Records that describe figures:
= = = = =

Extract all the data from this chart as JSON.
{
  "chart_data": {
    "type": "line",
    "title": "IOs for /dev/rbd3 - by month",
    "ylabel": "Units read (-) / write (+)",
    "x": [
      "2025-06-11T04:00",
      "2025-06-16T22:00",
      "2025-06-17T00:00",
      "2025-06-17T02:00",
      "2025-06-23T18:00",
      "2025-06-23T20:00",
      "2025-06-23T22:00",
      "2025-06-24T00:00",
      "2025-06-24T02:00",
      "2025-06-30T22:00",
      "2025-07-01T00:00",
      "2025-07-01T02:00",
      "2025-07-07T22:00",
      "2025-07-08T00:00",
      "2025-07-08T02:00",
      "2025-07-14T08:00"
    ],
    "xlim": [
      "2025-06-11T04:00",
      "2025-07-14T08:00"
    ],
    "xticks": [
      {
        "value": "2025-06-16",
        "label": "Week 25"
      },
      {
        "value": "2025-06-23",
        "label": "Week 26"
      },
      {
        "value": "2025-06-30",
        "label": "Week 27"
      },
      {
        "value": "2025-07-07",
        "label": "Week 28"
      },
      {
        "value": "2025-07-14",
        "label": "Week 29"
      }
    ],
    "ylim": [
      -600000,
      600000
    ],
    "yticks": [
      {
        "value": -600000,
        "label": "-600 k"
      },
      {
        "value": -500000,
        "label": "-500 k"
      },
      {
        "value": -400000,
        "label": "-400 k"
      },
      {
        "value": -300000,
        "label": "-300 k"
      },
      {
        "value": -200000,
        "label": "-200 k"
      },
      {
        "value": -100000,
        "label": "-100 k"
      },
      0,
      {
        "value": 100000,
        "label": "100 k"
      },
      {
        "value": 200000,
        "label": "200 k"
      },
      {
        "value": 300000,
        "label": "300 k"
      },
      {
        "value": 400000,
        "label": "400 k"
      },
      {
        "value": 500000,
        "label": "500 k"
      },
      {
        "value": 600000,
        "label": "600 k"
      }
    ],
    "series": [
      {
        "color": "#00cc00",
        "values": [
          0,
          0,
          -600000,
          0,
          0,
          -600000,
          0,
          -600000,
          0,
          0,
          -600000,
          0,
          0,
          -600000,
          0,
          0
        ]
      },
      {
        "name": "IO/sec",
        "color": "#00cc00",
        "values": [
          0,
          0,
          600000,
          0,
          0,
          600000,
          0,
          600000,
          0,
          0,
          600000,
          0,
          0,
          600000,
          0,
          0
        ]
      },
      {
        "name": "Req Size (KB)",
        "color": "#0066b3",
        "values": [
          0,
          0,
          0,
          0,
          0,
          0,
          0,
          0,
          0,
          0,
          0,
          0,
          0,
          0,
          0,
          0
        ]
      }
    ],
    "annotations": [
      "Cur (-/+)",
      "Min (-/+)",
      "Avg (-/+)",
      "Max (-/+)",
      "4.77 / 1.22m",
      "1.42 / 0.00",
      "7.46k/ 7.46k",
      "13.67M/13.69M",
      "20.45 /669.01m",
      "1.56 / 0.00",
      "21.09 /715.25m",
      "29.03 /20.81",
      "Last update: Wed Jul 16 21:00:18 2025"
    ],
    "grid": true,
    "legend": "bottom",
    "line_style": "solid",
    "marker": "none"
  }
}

= = = = =

From the entries above, select each line containing the string "Week".

        "label": "Week 25"
        "label": "Week 26"
        "label": "Week 27"
        "label": "Week 28"
        "label": "Week 29"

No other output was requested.